▶ Set problem: Every record below should be printed exactly as given.

▶ Data section:
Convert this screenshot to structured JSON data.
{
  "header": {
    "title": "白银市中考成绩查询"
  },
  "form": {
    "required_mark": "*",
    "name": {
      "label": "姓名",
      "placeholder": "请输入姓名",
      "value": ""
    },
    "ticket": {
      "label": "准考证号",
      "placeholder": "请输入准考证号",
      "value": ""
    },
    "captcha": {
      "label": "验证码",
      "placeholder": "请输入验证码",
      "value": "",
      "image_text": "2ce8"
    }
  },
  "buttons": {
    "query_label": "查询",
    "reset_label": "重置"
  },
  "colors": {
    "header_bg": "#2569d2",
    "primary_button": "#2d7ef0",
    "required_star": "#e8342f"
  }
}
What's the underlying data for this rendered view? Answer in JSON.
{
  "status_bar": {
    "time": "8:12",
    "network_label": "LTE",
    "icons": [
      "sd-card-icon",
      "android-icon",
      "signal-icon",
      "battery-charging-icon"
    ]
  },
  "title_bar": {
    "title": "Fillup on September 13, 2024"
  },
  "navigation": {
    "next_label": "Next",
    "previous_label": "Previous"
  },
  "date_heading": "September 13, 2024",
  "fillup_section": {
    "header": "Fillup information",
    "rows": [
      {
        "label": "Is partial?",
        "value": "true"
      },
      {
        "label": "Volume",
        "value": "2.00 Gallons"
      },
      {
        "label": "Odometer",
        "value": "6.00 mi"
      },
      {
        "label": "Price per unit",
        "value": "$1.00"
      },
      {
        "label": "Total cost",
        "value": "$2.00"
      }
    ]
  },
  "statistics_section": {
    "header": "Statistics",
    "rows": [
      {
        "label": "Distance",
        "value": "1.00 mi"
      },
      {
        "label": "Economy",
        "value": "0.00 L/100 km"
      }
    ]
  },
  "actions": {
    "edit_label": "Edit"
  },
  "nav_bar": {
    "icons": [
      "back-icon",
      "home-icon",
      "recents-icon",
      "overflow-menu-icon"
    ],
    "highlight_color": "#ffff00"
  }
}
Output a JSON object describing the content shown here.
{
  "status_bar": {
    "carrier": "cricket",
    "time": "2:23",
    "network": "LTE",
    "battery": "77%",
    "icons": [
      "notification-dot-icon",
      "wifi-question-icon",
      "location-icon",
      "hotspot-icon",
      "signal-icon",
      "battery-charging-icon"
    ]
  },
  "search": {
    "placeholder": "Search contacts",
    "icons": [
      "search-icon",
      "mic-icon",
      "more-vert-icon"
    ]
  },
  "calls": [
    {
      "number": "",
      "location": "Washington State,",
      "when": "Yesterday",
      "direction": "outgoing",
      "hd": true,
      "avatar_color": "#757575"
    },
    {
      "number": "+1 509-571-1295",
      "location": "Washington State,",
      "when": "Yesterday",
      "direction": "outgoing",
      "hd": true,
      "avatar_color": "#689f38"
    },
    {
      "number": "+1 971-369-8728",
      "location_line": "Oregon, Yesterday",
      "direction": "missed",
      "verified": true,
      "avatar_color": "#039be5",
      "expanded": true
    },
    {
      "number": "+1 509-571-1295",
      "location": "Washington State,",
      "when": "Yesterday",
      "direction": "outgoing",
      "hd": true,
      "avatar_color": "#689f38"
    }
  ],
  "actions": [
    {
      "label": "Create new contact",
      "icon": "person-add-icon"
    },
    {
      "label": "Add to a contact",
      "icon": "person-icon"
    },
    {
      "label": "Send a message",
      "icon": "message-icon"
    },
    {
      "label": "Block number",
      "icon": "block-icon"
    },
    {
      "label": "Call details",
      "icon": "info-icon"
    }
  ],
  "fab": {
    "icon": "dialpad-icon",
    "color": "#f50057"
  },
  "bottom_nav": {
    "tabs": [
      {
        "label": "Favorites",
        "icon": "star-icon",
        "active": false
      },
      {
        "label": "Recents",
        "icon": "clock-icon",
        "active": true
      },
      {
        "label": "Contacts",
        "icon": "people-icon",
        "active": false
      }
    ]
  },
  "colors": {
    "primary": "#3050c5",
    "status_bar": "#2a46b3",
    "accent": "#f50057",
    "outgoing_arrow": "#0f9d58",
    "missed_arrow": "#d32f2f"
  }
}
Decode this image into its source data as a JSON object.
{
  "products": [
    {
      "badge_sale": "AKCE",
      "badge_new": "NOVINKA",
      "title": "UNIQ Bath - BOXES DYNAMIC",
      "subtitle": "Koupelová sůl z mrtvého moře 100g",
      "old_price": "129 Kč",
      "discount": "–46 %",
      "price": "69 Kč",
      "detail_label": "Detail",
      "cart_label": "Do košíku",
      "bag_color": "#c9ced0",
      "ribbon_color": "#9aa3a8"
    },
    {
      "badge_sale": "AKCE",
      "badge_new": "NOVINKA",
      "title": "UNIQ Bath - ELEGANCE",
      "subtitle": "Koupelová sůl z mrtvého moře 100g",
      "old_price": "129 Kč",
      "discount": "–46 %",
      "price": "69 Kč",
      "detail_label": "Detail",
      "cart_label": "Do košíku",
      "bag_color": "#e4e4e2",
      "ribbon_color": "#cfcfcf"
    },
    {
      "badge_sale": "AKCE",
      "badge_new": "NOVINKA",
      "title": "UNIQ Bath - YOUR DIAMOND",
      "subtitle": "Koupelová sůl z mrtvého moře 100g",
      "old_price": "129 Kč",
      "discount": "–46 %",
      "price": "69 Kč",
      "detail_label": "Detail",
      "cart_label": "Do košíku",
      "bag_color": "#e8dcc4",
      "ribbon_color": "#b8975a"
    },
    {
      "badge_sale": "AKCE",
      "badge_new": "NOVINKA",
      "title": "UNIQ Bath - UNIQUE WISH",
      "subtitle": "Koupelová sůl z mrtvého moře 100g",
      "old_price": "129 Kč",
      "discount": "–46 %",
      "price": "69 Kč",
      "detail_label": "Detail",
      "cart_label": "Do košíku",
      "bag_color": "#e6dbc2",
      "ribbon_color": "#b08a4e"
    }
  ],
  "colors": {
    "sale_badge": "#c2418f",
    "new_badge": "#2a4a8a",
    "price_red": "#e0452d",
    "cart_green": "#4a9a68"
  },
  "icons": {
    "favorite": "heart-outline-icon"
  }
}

▶ Solution to this problem:
Convert this screenshot to structured JSON data.
{
  "header": {
    "title": "白银市中考成绩查询"
  },
  "form": {
    "required_mark": "*",
    "name": {
      "label": "姓名",
      "placeholder": "请输入姓名",
      "value": ""
    },
    "ticket": {
      "label": "准考证号",
      "placeholder": "请输入准考证号",
      "value": ""
    },
    "captcha": {
      "label": "验证码",
      "placeholder": "请输入验证码",
      "value": "",
      "image_text": "2ce8"
    }
  },
  "buttons": {
    "query_label": "查询",
    "reset_label": "重置"
  },
  "colors": {
    "header_bg": "#2569d2",
    "primary_button": "#2d7ef0",
    "required_star": "#e8342f"
  }
}
What's the underlying data for this rendered view? Answer in JSON.
{
  "status_bar": {
    "time": "8:12",
    "network_label": "LTE",
    "icons": [
      "sd-card-icon",
      "android-icon",
      "signal-icon",
      "battery-charging-icon"
    ]
  },
  "title_bar": {
    "title": "Fillup on September 13, 2024"
  },
  "navigation": {
    "next_label": "Next",
    "previous_label": "Previous"
  },
  "date_heading": "September 13, 2024",
  "fillup_section": {
    "header": "Fillup information",
    "rows": [
      {
        "label": "Is partial?",
        "value": "true"
      },
      {
        "label": "Volume",
        "value": "2.00 Gallons"
      },
      {
        "label": "Odometer",
        "value": "6.00 mi"
      },
      {
        "label": "Price per unit",
        "value": "$1.00"
      },
      {
        "label": "Total cost",
        "value": "$2.00"
      }
    ]
  },
  "statistics_section": {
    "header": "Statistics",
    "rows": [
      {
        "label": "Distance",
        "value": "1.00 mi"
      },
      {
        "label": "Economy",
        "value": "0.00 L/100 km"
      }
    ]
  },
  "actions": {
    "edit_label": "Edit"
  },
  "nav_bar": {
    "icons": [
      "back-icon",
      "home-icon",
      "recents-icon",
      "overflow-menu-icon"
    ],
    "highlight_color": "#ffff00"
  }
}
Output a JSON object describing the content shown here.
{
  "status_bar": {
    "carrier": "cricket",
    "time": "2:23",
    "network": "LTE",
    "battery": "77%",
    "icons": [
      "notification-dot-icon",
      "wifi-question-icon",
      "location-icon",
      "hotspot-icon",
      "signal-icon",
      "battery-charging-icon"
    ]
  },
  "search": {
    "placeholder": "Search contacts",
    "icons": [
      "search-icon",
      "mic-icon",
      "more-vert-icon"
    ]
  },
  "calls": [
    {
      "number": "",
      "location": "Washington State,",
      "when": "Yesterday",
      "direction": "outgoing",
      "hd": true,
      "avatar_color": "#757575"
    },
    {
      "number": "+1 509-571-1295",
      "location": "Washington State,",
      "when": "Yesterday",
      "direction": "outgoing",
      "hd": true,
      "avatar_color": "#689f38"
    },
    {
      "number": "+1 971-369-8728",
      "location_line": "Oregon, Yesterday",
      "direction": "missed",
      "verified": true,
      "avatar_color": "#039be5",
      "expanded": true
    },
    {
      "number": "+1 509-571-1295",
      "location": "Washington State,",
      "when": "Yesterday",
      "direction": "outgoing",
      "hd": true,
      "avatar_color": "#689f38"
    }
  ],
  "actions": [
    {
      "label": "Create new contact",
      "icon": "person-add-icon"
    },
    {
      "label": "Add to a contact",
      "icon": "person-icon"
    },
    {
      "label": "Send a message",
      "icon": "message-icon"
    },
    {
      "label": "Block number",
      "icon": "block-icon"
    },
    {
      "label": "Call details",
      "icon": "info-icon"
    }
  ],
  "fab": {
    "icon": "dialpad-icon",
    "color": "#f50057"
  },
  "bottom_nav": {
    "tabs": [
      {
        "label": "Favorites",
        "icon": "star-icon",
        "active": false
      },
      {
        "label": "Recents",
        "icon": "clock-icon",
        "active": true
      },
      {
        "label": "Contacts",
        "icon": "people-icon",
        "active": false
      }
    ]
  },
  "colors": {
    "primary": "#3050c5",
    "status_bar": "#2a46b3",
    "accent": "#f50057",
    "outgoing_arrow": "#0f9d58",
    "missed_arrow": "#d32f2f"
  }
}
Decode this image into its source data as a JSON object.
{
  "products": [
    {
      "badge_sale": "AKCE",
      "badge_new": "NOVINKA",
      "title": "UNIQ Bath - BOXES DYNAMIC",
      "subtitle": "Koupelová sůl z mrtvého moře 100g",
      "old_price": "129 Kč",
      "discount": "–46 %",
      "price": "69 Kč",
      "detail_label": "Detail",
      "cart_label": "Do košíku",
      "bag_color": "#c9ced0",
      "ribbon_color": "#9aa3a8"
    },
    {
      "badge_sale": "AKCE",
      "badge_new": "NOVINKA",
      "title": "UNIQ Bath - ELEGANCE",
      "subtitle": "Koupelová sůl z mrtvého moře 100g",
      "old_price": "129 Kč",
      "discount": "–46 %",
      "price": "69 Kč",
      "detail_label": "Detail",
      "cart_label": "Do košíku",
      "bag_color": "#e4e4e2",
      "ribbon_color": "#cfcfcf"
    },
    {
      "badge_sale": "AKCE",
      "badge_new": "NOVINKA",
      "title": "UNIQ Bath - YOUR DIAMOND",
      "subtitle": "Koupelová sůl z mrtvého moře 100g",
      "old_price": "129 Kč",
      "discount": "–46 %",
      "price": "69 Kč",
      "detail_label": "Detail",
      "cart_label": "Do košíku",
      "bag_color": "#e8dcc4",
      "ribbon_color": "#b8975a"
    },
    {
      "badge_sale": "AKCE",
      "badge_new": "NOVINKA",
      "title": "UNIQ Bath - UNIQUE WISH",
      "subtitle": "Koupelová sůl z mrtvého moře 100g",
      "old_price": "129 Kč",
      "discount": "–46 %",
      "price": "69 Kč",
      "detail_label": "Detail",
      "cart_label": "Do košíku",
      "bag_color": "#e6dbc2",
      "ribbon_color": "#b08a4e"
    }
  ],
  "colors": {
    "sale_badge": "#c2418f",
    "new_badge": "#2a4a8a",
    "price_red": "#e0452d",
    "cart_green": "#4a9a68"
  },
  "icons": {
    "favorite": "heart-outline-icon"
  }
}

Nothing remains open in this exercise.